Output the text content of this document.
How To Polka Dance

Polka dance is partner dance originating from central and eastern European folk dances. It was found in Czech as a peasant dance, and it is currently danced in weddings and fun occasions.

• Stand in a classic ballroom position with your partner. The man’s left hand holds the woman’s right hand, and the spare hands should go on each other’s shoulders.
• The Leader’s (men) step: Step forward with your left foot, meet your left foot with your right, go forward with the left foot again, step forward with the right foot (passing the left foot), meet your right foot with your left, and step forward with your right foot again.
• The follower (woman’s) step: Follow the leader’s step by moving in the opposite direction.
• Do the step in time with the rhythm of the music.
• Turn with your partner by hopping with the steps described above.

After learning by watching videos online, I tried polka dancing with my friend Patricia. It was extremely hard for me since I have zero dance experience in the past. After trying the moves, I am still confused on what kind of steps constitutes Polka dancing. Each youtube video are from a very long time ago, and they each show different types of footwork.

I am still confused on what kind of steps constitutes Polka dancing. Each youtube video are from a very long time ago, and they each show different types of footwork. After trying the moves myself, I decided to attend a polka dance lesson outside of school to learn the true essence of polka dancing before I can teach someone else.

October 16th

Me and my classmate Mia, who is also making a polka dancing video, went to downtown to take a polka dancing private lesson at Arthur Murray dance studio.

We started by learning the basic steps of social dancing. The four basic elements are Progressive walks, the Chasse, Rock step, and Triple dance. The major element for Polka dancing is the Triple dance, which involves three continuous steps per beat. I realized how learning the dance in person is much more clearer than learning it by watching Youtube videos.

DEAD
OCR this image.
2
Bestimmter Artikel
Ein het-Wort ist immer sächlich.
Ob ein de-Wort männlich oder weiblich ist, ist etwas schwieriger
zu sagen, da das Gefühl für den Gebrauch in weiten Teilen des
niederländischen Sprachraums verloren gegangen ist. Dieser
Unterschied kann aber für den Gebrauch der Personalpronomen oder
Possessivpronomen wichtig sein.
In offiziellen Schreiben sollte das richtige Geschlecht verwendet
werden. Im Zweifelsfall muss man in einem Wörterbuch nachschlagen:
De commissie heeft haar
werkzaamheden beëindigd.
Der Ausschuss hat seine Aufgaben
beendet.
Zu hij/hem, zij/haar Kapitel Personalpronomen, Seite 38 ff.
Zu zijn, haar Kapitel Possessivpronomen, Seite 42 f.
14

## SHORT PROBLEM
Identify each line in the entries with the word "what" and copy it.

## COMPLETED TASK
After learning by watching videos online, I tried polka dancing with my friend Patricia. It was extremely hard for me since I have zero dance experience in the past. After trying the moves, I am still confused on what kind of steps constitutes Polka dancing. Each youtube video are from a very long time ago, and they each show different types of footwork.
I am still confused on what kind of steps constitutes Polka dancing. Each youtube video are from a very long time ago, and they each show different types of footwork. After trying the moves myself, I decided to attend a polka dance lesson outside of school to learn the true essence of polka dancing before I can teach someone else.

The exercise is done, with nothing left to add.